++++ Given records ++++

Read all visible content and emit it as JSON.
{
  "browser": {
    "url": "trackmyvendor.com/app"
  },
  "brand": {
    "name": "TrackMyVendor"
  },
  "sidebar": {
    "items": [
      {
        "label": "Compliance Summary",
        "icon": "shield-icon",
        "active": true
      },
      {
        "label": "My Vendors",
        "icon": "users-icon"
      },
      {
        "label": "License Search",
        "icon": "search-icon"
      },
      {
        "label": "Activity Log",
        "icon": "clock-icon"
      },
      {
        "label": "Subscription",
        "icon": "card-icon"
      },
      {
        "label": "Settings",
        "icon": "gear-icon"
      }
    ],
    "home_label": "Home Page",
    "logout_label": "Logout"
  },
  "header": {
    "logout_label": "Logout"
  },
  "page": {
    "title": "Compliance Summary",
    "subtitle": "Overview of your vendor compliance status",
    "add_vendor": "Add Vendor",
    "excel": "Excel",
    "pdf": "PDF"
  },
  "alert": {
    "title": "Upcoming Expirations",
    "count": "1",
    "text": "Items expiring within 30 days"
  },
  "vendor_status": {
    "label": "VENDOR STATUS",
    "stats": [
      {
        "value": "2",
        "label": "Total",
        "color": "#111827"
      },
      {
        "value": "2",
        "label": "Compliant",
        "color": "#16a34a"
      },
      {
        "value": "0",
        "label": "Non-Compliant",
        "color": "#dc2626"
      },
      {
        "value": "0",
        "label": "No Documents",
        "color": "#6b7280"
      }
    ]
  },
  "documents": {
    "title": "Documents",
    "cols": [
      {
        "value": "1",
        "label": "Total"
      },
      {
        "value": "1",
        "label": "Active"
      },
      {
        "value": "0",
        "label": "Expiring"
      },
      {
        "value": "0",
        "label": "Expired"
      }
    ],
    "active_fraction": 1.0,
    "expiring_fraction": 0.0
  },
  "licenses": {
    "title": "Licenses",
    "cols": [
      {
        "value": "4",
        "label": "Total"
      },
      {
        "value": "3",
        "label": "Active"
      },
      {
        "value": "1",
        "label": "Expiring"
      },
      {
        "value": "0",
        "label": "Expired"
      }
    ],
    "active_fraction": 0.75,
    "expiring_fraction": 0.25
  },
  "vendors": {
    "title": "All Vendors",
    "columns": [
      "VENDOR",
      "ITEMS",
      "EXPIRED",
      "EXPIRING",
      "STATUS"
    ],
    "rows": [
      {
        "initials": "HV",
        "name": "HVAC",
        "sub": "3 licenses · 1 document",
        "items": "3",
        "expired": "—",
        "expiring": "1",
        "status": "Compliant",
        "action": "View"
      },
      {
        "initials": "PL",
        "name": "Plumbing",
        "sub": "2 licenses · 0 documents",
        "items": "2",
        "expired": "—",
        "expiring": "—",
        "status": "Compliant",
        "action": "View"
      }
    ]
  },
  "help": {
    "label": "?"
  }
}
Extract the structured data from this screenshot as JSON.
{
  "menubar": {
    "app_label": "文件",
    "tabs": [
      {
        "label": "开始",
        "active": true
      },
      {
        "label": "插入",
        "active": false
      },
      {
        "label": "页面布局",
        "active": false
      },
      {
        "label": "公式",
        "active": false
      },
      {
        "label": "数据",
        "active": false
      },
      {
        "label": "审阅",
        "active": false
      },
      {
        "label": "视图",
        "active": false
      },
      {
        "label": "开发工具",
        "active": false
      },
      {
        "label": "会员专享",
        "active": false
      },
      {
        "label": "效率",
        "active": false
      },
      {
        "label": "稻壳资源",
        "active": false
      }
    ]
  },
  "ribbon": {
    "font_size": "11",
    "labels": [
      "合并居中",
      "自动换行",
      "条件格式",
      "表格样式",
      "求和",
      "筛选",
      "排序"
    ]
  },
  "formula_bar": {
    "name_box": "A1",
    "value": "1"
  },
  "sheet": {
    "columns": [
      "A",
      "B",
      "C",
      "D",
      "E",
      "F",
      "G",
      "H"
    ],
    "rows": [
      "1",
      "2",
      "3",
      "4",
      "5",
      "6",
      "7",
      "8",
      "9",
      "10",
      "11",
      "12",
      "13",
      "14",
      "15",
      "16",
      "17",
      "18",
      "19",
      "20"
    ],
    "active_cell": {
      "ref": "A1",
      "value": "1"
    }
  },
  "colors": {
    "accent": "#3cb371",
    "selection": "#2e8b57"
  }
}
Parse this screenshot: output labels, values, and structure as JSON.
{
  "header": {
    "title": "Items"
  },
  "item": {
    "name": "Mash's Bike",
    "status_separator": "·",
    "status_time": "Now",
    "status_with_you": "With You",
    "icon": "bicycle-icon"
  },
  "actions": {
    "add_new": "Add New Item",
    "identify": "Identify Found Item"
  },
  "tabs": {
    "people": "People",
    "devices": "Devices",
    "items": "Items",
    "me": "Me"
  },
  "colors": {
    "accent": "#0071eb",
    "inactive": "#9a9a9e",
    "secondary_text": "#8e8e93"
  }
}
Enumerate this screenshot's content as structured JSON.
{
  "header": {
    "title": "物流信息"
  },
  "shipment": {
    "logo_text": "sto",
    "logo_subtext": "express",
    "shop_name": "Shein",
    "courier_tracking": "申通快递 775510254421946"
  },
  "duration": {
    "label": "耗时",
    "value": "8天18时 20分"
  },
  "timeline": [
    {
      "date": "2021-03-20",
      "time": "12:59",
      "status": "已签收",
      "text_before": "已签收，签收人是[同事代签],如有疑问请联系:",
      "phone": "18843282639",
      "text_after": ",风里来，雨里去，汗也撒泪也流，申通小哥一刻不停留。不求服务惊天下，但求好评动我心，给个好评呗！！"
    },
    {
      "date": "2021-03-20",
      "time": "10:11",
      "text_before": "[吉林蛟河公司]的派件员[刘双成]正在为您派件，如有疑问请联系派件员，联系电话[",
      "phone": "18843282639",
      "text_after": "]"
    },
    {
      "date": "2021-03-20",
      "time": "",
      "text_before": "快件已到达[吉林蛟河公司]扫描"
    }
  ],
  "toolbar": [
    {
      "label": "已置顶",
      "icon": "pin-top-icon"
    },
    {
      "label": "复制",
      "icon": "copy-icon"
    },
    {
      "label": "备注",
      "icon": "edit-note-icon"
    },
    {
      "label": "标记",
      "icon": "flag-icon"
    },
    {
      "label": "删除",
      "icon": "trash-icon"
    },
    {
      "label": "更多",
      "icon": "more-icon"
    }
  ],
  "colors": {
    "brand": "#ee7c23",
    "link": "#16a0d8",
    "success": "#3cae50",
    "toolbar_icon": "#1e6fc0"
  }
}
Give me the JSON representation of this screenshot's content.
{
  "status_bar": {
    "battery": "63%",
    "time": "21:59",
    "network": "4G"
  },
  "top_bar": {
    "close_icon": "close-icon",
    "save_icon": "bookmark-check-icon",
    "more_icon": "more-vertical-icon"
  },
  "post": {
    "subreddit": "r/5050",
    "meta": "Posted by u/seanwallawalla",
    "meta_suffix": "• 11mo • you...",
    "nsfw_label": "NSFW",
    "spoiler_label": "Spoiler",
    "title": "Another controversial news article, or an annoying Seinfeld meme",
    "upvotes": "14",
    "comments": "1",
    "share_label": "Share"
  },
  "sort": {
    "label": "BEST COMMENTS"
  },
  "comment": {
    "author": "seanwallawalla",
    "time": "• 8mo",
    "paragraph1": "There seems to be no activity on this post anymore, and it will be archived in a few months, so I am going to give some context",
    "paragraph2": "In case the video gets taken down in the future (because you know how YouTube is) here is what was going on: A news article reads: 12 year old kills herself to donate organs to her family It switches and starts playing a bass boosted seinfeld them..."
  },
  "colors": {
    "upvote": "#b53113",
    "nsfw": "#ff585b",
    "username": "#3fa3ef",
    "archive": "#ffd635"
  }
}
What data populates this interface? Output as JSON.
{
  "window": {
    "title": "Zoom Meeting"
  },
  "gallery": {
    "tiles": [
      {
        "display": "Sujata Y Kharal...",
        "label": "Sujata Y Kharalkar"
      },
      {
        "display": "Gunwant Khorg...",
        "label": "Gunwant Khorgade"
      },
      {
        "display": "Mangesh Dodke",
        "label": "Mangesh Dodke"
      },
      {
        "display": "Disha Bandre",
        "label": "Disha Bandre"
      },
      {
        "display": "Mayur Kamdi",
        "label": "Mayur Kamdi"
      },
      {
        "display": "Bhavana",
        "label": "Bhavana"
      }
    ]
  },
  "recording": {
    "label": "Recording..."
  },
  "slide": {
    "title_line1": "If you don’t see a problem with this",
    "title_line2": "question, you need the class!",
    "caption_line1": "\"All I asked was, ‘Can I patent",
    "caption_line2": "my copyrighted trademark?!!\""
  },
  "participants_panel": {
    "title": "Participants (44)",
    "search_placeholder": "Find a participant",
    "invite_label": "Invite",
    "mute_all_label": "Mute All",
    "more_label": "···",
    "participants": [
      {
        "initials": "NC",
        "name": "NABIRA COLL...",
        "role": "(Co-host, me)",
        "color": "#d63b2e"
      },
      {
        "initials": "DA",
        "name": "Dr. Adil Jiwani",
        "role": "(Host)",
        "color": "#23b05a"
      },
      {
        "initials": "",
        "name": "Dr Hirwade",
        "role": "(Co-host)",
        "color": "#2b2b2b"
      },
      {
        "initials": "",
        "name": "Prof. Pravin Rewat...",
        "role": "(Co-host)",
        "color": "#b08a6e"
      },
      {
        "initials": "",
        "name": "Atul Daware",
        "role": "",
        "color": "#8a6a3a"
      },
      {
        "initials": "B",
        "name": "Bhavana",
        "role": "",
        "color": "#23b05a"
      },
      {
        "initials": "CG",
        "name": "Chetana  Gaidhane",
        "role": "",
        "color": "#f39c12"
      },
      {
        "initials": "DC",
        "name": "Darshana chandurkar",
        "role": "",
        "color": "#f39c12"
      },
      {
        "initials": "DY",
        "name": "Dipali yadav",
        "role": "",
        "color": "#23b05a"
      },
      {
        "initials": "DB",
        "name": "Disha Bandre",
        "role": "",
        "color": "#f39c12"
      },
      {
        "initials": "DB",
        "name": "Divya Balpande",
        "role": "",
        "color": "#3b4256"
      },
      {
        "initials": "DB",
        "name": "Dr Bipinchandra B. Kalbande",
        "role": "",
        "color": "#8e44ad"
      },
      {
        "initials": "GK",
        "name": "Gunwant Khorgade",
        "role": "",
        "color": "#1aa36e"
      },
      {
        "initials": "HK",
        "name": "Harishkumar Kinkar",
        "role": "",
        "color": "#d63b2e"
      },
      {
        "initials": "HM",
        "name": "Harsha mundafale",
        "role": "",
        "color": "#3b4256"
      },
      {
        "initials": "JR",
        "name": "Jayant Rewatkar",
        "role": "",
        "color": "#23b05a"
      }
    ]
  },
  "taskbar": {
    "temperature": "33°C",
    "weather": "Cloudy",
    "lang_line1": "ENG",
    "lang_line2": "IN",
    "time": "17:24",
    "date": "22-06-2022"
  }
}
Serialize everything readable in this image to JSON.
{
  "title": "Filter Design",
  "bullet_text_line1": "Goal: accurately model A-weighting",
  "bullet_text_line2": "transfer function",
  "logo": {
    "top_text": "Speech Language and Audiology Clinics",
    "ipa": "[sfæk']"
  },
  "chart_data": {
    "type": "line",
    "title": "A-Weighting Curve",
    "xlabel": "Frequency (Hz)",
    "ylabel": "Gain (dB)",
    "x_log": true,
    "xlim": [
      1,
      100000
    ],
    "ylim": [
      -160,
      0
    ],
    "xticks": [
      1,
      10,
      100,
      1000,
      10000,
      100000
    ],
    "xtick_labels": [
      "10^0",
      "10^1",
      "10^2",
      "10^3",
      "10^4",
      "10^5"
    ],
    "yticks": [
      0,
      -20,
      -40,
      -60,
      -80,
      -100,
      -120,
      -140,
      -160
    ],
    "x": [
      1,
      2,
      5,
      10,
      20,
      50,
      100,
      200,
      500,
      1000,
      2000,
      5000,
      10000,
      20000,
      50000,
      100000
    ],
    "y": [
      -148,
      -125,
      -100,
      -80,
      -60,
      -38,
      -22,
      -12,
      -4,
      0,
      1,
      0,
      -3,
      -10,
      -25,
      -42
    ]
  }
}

++++

> **What needs to be done**
From the listing above, pick out every line containing "JSON".

> **Problem solution**
Read all visible content and emit it as JSON.
Extract the structured data from this screenshot as JSON.
Parse this screenshot: output labels, values, and structure as JSON.
Enumerate this screenshot's content as structured JSON.
Give me the JSON representation of this screenshot's content.
What data populates this interface? Output as JSON.
Serialize everything readable in this image to JSON.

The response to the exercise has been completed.